[PROBLEM TO SOLVE]:
Copy out the records precisely, omitting pictures.

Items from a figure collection
-*-
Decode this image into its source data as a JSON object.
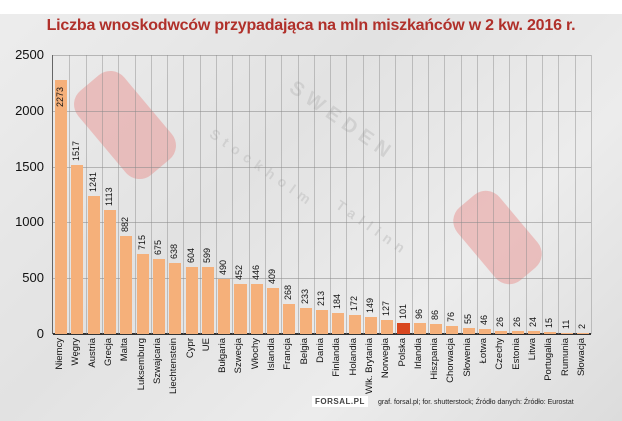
{
  "title": "Liczba wnoskodwców przypadająca na mln miszkańców w 2 kw. 2016 r.",
  "footer": {
    "logo": "FORSAL.PL",
    "credits": "graf. forsal.pl; for. shutterstock;  Źródło danych:  Źródło: Eurostat"
  },
  "colors": {
    "bar": "#f5b07a",
    "highlight": "#d9471f",
    "title": "#b0302a"
  },
  "chart_data": {
    "type": "bar",
    "title": "Liczba wnoskodwców przypadająca na mln miszkańców w 2 kw. 2016 r.",
    "xlabel": "",
    "ylabel": "",
    "ylim": [
      0,
      2500
    ],
    "yticks": [
      0,
      500,
      1000,
      1500,
      2000,
      2500
    ],
    "grid": true,
    "highlight": "Polska",
    "categories": [
      "Niemcy",
      "Węgry",
      "Austria",
      "Grecja",
      "Malta",
      "Luksemburg",
      "Szwajcaria",
      "Liechtenstein",
      "Cypr",
      "UE",
      "Bułgaria",
      "Szwecja",
      "Włochy",
      "Islandia",
      "Francja",
      "Belgia",
      "Dania",
      "Finlandia",
      "Holandia",
      "Wlk. Brytania",
      "Norwegia",
      "Polska",
      "Irlandia",
      "Hiszpania",
      "Chorwacja",
      "Słowenia",
      "Łotwa",
      "Czechy",
      "Estonia",
      "Litwa",
      "Portugalia",
      "Rumunia",
      "Słowacja"
    ],
    "values": [
      2273,
      1517,
      1241,
      1113,
      882,
      715,
      675,
      638,
      604,
      599,
      490,
      452,
      446,
      409,
      268,
      233,
      213,
      184,
      172,
      149,
      127,
      101,
      96,
      86,
      76,
      55,
      46,
      26,
      26,
      24,
      15,
      11,
      2
    ]
  }
}
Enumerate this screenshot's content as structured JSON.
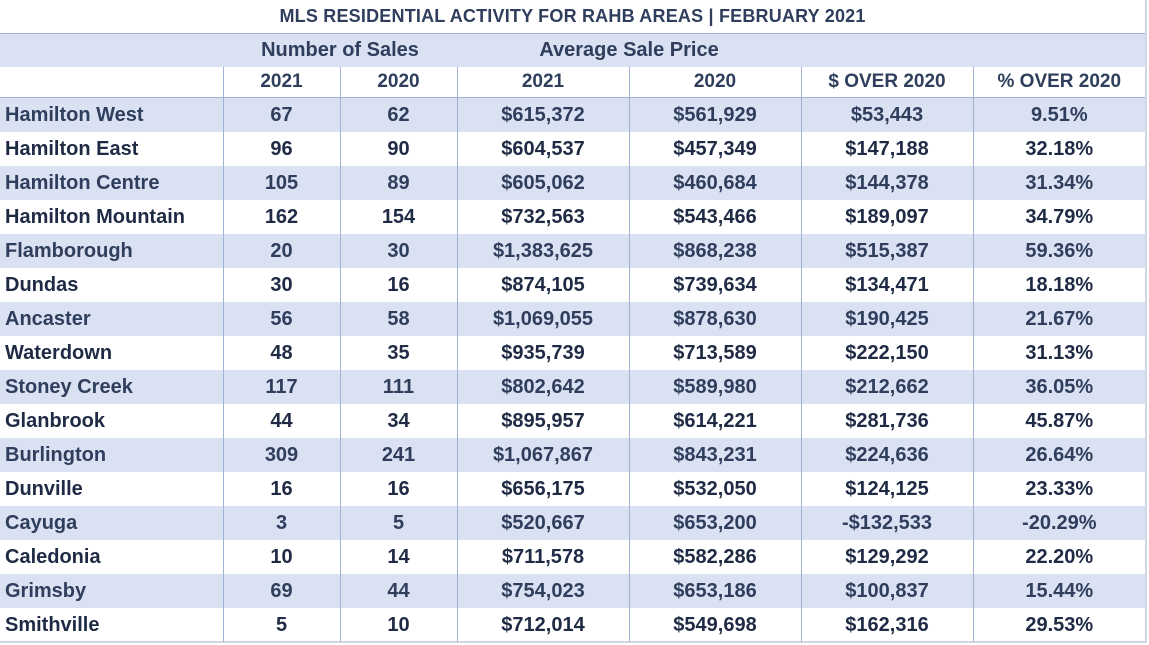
{
  "title": "MLS RESIDENTIAL ACTIVITY FOR RAHB AREAS | FEBRUARY 2021",
  "group_headers": {
    "sales": "Number of Sales",
    "price": "Average Sale Price"
  },
  "column_headers": [
    "",
    "2021",
    "2020",
    "2021",
    "2020",
    "$ OVER 2020",
    "% OVER 2020"
  ],
  "rows": [
    [
      "Hamilton West",
      "67",
      "62",
      "$615,372",
      "$561,929",
      "$53,443",
      "9.51%"
    ],
    [
      "Hamilton East",
      "96",
      "90",
      "$604,537",
      "$457,349",
      "$147,188",
      "32.18%"
    ],
    [
      "Hamilton Centre",
      "105",
      "89",
      "$605,062",
      "$460,684",
      "$144,378",
      "31.34%"
    ],
    [
      "Hamilton Mountain",
      "162",
      "154",
      "$732,563",
      "$543,466",
      "$189,097",
      "34.79%"
    ],
    [
      "Flamborough",
      "20",
      "30",
      "$1,383,625",
      "$868,238",
      "$515,387",
      "59.36%"
    ],
    [
      "Dundas",
      "30",
      "16",
      "$874,105",
      "$739,634",
      "$134,471",
      "18.18%"
    ],
    [
      "Ancaster",
      "56",
      "58",
      "$1,069,055",
      "$878,630",
      "$190,425",
      "21.67%"
    ],
    [
      "Waterdown",
      "48",
      "35",
      "$935,739",
      "$713,589",
      "$222,150",
      "31.13%"
    ],
    [
      "Stoney Creek",
      "117",
      "111",
      "$802,642",
      "$589,980",
      "$212,662",
      "36.05%"
    ],
    [
      "Glanbrook",
      "44",
      "34",
      "$895,957",
      "$614,221",
      "$281,736",
      "45.87%"
    ],
    [
      "Burlington",
      "309",
      "241",
      "$1,067,867",
      "$843,231",
      "$224,636",
      "26.64%"
    ],
    [
      "Dunville",
      "16",
      "16",
      "$656,175",
      "$532,050",
      "$124,125",
      "23.33%"
    ],
    [
      "Cayuga",
      "3",
      "5",
      "$520,667",
      "$653,200",
      "-$132,533",
      "-20.29%"
    ],
    [
      "Caledonia",
      "10",
      "14",
      "$711,578",
      "$582,286",
      "$129,292",
      "22.20%"
    ],
    [
      "Grimsby",
      "69",
      "44",
      "$754,023",
      "$653,186",
      "$100,837",
      "15.44%"
    ],
    [
      "Smithville",
      "5",
      "10",
      "$712,014",
      "$549,698",
      "$162,316",
      "29.53%"
    ]
  ]
}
-*-
[ANSWER]:
Decode this image into its source data as a JSON object.
{
  "title": "Liczba wnoskodwców przypadająca na mln miszkańców w 2 kw. 2016 r.",
  "footer": {
    "logo": "FORSAL.PL",
    "credits": "graf. forsal.pl; for. shutterstock;  Źródło danych:  Źródło: Eurostat"
  },
  "colors": {
    "bar": "#f5b07a",
    "highlight": "#d9471f",
    "title": "#b0302a"
  },
  "chart_data": {
    "type": "bar",
    "title": "Liczba wnoskodwców przypadająca na mln miszkańców w 2 kw. 2016 r.",
    "xlabel": "",
    "ylabel": "",
    "ylim": [
      0,
      2500
    ],
    "yticks": [
      0,
      500,
      1000,
      1500,
      2000,
      2500
    ],
    "grid": true,
    "highlight": "Polska",
    "categories": [
      "Niemcy",
      "Węgry",
      "Austria",
      "Grecja",
      "Malta",
      "Luksemburg",
      "Szwajcaria",
      "Liechtenstein",
      "Cypr",
      "UE",
      "Bułgaria",
      "Szwecja",
      "Włochy",
      "Islandia",
      "Francja",
      "Belgia",
      "Dania",
      "Finlandia",
      "Holandia",
      "Wlk. Brytania",
      "Norwegia",
      "Polska",
      "Irlandia",
      "Hiszpania",
      "Chorwacja",
      "Słowenia",
      "Łotwa",
      "Czechy",
      "Estonia",
      "Litwa",
      "Portugalia",
      "Rumunia",
      "Słowacja"
    ],
    "values": [
      2273,
      1517,
      1241,
      1113,
      882,
      715,
      675,
      638,
      604,
      599,
      490,
      452,
      446,
      409,
      268,
      233,
      213,
      184,
      172,
      149,
      127,
      101,
      96,
      86,
      76,
      55,
      46,
      26,
      26,
      24,
      15,
      11,
      2
    ]
  }
}
Enumerate this screenshot's content as structured JSON.
{
  "title": "MLS RESIDENTIAL ACTIVITY FOR RAHB AREAS | FEBRUARY 2021",
  "group_headers": {
    "sales": "Number of Sales",
    "price": "Average Sale Price"
  },
  "column_headers": [
    "",
    "2021",
    "2020",
    "2021",
    "2020",
    "$ OVER 2020",
    "% OVER 2020"
  ],
  "rows": [
    [
      "Hamilton West",
      "67",
      "62",
      "$615,372",
      "$561,929",
      "$53,443",
      "9.51%"
    ],
    [
      "Hamilton East",
      "96",
      "90",
      "$604,537",
      "$457,349",
      "$147,188",
      "32.18%"
    ],
    [
      "Hamilton Centre",
      "105",
      "89",
      "$605,062",
      "$460,684",
      "$144,378",
      "31.34%"
    ],
    [
      "Hamilton Mountain",
      "162",
      "154",
      "$732,563",
      "$543,466",
      "$189,097",
      "34.79%"
    ],
    [
      "Flamborough",
      "20",
      "30",
      "$1,383,625",
      "$868,238",
      "$515,387",
      "59.36%"
    ],
    [
      "Dundas",
      "30",
      "16",
      "$874,105",
      "$739,634",
      "$134,471",
      "18.18%"
    ],
    [
      "Ancaster",
      "56",
      "58",
      "$1,069,055",
      "$878,630",
      "$190,425",
      "21.67%"
    ],
    [
      "Waterdown",
      "48",
      "35",
      "$935,739",
      "$713,589",
      "$222,150",
      "31.13%"
    ],
    [
      "Stoney Creek",
      "117",
      "111",
      "$802,642",
      "$589,980",
      "$212,662",
      "36.05%"
    ],
    [
      "Glanbrook",
      "44",
      "34",
      "$895,957",
      "$614,221",
      "$281,736",
      "45.87%"
    ],
    [
      "Burlington",
      "309",
      "241",
      "$1,067,867",
      "$843,231",
      "$224,636",
      "26.64%"
    ],
    [
      "Dunville",
      "16",
      "16",
      "$656,175",
      "$532,050",
      "$124,125",
      "23.33%"
    ],
    [
      "Cayuga",
      "3",
      "5",
      "$520,667",
      "$653,200",
      "-$132,533",
      "-20.29%"
    ],
    [
      "Caledonia",
      "10",
      "14",
      "$711,578",
      "$582,286",
      "$129,292",
      "22.20%"
    ],
    [
      "Grimsby",
      "69",
      "44",
      "$754,023",
      "$653,186",
      "$100,837",
      "15.44%"
    ],
    [
      "Smithville",
      "5",
      "10",
      "$712,014",
      "$549,698",
      "$162,316",
      "29.53%"
    ]
  ]
}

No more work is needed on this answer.